[Data items]

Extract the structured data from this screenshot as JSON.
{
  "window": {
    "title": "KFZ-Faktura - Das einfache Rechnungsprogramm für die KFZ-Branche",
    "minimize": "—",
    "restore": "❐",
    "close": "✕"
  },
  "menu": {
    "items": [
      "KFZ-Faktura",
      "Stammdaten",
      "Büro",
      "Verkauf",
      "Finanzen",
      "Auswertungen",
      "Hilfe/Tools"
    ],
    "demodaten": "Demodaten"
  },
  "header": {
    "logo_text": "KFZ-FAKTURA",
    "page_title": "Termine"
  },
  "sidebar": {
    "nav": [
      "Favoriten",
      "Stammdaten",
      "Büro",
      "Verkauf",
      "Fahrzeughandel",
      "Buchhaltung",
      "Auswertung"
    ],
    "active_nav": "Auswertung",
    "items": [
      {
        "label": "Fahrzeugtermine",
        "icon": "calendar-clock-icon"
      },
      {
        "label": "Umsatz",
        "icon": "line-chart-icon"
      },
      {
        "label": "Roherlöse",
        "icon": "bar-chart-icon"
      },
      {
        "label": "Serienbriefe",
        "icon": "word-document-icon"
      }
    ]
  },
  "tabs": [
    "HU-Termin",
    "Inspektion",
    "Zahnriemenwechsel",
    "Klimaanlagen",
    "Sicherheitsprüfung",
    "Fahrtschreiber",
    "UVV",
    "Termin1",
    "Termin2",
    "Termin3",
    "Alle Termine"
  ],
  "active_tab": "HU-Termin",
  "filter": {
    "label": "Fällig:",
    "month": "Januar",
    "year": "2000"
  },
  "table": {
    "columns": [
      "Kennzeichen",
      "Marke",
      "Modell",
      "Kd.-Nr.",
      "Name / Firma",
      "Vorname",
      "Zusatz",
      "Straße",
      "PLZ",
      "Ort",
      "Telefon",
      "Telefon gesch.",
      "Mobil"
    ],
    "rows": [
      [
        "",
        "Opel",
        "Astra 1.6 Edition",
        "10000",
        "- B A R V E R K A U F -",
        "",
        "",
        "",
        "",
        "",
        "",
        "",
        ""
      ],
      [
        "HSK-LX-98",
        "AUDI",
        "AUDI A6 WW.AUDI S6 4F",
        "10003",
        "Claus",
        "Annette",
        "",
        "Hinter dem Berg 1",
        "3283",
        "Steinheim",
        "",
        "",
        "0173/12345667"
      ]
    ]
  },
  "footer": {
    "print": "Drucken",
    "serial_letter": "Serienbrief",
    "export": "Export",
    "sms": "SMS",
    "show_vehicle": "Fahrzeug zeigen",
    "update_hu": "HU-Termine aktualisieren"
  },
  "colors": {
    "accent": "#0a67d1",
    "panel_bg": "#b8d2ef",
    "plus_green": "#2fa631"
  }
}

* * *

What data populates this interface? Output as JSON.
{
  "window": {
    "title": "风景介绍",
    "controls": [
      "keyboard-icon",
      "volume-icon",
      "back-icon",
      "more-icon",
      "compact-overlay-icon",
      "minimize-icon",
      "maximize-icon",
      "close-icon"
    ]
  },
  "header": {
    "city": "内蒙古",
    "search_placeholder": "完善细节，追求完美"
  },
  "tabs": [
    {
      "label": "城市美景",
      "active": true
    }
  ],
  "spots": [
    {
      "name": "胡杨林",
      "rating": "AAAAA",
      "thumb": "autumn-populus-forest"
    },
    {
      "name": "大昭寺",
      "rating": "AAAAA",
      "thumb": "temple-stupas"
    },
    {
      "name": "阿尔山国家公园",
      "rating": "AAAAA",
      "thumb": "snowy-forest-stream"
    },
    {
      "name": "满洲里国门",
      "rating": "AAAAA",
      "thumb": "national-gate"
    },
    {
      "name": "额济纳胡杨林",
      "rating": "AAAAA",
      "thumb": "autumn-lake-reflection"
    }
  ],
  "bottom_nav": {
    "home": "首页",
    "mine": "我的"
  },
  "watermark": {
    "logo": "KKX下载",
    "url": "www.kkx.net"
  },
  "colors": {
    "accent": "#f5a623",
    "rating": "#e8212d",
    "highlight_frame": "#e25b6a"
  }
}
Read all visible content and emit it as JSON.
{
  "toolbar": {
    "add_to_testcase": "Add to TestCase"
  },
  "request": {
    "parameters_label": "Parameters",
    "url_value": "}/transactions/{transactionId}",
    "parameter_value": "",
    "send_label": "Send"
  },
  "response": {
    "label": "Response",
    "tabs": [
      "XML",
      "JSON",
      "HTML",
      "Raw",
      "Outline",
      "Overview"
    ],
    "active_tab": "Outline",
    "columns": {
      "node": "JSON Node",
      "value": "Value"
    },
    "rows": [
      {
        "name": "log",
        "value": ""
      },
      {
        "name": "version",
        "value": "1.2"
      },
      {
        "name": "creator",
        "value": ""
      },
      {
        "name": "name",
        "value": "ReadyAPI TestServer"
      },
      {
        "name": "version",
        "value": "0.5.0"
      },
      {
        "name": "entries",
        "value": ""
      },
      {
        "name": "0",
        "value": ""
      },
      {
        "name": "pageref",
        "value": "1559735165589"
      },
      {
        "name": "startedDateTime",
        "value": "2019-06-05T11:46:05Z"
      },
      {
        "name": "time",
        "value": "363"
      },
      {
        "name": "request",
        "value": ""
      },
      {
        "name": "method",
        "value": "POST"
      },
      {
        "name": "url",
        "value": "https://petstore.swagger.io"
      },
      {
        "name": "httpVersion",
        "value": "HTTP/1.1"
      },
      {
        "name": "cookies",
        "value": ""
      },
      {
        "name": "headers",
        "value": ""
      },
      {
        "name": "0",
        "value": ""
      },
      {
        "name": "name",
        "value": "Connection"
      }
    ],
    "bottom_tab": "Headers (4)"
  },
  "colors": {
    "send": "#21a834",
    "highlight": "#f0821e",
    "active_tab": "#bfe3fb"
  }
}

### TASK GOAL
Count how many lines contain "chart" and give only that count.

### CORRECT RESULT
2